Het is ze gelukt. Journalist Claire Alet en striptekenaar Benjamin Adam komen met een innemende en prikkelende bewerking van het vuistdikke boek over historische en hedendaagse rechtvaardigingen voor ongelijkheid, geschreven door Thomas Piketty. Vertaler Toon Dohmen zette het om in soepel Nederlands.
Ze toveren een meeslepend familiedrama tevoorschijn. Dat vangt aan in 1901 met Jules Guérin, een steenrijke belegger die zich opwindt over belastinghervorming: 'Als we zo gaan beginnen.' Die vraag komt meermaals terug. Om het allemaal uit te leggen, grijpt de strip terug tot 1794. Om negen generaties later uit te monden bij zijn achterkleindochter annex Yale studente Léa, die zes voorstellen begeleidt en verduidelijkt, over kapitaal en over bezit, een ander Europa, democratie, gelijkheid, en - wederom - belastinghervorming.
Ondertussen pikt de lezer heel wat kennis op: over de driehoekshandel, de affaire Caillaux, overgangsrecht, de olifantcurve, de omkering van de opleidingscheidslijn (met passende voetnoot 'geen paniek', en al kost het een paar pagina's - het wordt écht duidelijk), en de fnuikende loonkloof tussen mannen en vrouwen.
+++++
• _OPDRACHTEN_
• 1. In welk jaar begint het familiedrama in de tekst over de stripbewerking van Piketty's boek?
• 2. Ga verder met de tekst over de stripbewerking van Piketty's boek, vanaf het punt waar die ophoudt.
+++++
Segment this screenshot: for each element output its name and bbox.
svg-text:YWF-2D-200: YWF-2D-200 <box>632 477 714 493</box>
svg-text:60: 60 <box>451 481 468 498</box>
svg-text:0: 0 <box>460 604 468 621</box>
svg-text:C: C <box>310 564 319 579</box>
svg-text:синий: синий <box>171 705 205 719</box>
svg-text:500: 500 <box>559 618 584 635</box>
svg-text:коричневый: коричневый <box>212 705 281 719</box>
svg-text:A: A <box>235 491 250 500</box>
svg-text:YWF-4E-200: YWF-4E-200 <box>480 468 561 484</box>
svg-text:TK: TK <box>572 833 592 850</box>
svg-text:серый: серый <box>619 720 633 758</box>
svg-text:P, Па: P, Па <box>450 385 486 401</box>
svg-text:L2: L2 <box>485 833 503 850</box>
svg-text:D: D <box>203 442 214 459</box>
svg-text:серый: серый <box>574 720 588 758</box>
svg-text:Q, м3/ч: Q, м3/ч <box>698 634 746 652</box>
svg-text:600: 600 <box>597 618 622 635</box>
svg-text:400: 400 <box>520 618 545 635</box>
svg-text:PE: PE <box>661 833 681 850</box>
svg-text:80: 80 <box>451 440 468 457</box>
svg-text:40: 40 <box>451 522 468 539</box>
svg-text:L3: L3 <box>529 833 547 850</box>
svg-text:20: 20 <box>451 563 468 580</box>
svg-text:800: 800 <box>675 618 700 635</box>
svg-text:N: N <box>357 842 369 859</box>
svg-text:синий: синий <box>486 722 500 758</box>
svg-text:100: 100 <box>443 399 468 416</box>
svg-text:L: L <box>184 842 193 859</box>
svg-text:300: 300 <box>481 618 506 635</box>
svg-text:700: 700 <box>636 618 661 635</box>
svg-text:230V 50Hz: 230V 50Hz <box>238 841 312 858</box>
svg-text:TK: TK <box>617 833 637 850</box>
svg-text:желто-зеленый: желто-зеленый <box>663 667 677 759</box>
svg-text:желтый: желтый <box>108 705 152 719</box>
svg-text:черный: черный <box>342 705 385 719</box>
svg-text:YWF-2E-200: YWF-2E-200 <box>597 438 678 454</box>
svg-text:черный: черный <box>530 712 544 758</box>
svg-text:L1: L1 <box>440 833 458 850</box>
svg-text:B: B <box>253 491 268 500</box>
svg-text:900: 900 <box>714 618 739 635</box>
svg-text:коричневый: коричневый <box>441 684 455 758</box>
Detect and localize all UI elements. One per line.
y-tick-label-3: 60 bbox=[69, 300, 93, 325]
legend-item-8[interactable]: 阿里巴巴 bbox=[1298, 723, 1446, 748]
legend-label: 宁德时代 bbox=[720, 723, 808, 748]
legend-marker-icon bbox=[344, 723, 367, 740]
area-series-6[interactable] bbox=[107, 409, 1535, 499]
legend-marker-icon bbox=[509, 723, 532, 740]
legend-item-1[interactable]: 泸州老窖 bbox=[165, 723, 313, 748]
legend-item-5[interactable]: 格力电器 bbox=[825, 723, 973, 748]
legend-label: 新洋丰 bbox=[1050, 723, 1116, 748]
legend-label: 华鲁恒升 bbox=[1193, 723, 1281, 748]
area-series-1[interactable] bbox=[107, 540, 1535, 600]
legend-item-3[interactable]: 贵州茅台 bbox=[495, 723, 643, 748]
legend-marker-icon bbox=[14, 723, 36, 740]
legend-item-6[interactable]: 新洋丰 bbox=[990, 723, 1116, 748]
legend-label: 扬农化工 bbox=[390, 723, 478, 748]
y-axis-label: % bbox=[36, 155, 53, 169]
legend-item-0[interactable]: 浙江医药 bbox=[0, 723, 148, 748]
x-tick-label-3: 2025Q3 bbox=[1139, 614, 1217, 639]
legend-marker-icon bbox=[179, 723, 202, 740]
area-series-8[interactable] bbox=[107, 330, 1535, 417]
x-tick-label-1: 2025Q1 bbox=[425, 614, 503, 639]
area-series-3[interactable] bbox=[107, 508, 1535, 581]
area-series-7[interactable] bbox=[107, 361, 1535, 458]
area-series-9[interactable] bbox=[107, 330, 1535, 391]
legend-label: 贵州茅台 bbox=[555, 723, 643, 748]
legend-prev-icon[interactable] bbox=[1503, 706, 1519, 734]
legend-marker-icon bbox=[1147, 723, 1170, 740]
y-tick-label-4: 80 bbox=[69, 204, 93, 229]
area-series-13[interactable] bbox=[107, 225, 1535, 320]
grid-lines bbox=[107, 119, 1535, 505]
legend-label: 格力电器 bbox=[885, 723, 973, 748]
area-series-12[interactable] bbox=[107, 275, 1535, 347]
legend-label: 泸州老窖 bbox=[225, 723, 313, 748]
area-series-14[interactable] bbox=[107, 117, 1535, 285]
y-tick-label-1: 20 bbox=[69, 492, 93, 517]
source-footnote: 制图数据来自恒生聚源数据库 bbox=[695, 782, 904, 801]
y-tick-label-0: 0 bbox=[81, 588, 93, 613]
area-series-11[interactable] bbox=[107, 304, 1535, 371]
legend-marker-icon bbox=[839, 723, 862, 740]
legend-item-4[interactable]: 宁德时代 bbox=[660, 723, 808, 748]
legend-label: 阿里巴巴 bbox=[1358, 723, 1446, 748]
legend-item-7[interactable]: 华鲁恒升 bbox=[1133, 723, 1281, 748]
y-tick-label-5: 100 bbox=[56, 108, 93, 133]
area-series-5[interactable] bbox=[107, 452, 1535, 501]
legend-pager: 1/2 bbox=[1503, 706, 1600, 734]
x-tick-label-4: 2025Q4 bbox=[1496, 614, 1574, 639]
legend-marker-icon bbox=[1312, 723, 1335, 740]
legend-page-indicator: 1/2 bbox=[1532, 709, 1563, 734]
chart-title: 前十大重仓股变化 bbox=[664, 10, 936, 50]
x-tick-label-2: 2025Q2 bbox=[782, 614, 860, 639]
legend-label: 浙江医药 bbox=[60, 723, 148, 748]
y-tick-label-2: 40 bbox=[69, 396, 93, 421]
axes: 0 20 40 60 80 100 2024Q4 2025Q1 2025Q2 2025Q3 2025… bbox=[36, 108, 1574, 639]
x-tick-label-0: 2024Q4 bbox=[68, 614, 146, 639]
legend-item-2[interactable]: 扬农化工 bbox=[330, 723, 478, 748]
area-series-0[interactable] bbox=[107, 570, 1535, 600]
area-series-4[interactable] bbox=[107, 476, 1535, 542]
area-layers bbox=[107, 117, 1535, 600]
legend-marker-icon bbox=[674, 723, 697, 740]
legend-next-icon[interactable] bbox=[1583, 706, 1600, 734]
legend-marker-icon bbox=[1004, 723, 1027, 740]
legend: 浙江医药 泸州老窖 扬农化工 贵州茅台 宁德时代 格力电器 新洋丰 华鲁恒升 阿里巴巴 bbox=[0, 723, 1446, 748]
+++++
• _ANTWOORDEN OP VOLGORDE_
• 1. In 1901.

• 2.
Vanzelfsprekend is er veel aandacht voor de Franse insteek. Er is een spread van twee pagina's over de Franse koloniën. Er zijn cameo's van de economen Piketty en Julia Cage - zijn partner.
Alles houdt met elkaar verband en de strip flitst daarvoor hele wereld over, inhakend op de wereldhistorie, inclusief Trump, Brexit, en de Panama Papers. Het verhaal is tot in detail consistent: in één van de plaatjes tuurt Lea via - hoe kan het anders - webbrowser Firefox.
Het gaat exact diep genoeg, en de strip vindt een adequate balans tussen grafieken en onderhoudende stripfiguren. Het contrast en kleuren zijn hard, het past geweldig bij deze mix van uitleg en stripverhaal.
Het boek is op veel manieren te lezen. Van voor naar achter, maar, zo knap als het in elkaar zit, net zo makkelijk andersom. Of een hoofdstuk her en der; ofwel al bladerend op zoek naar het familiegeheim.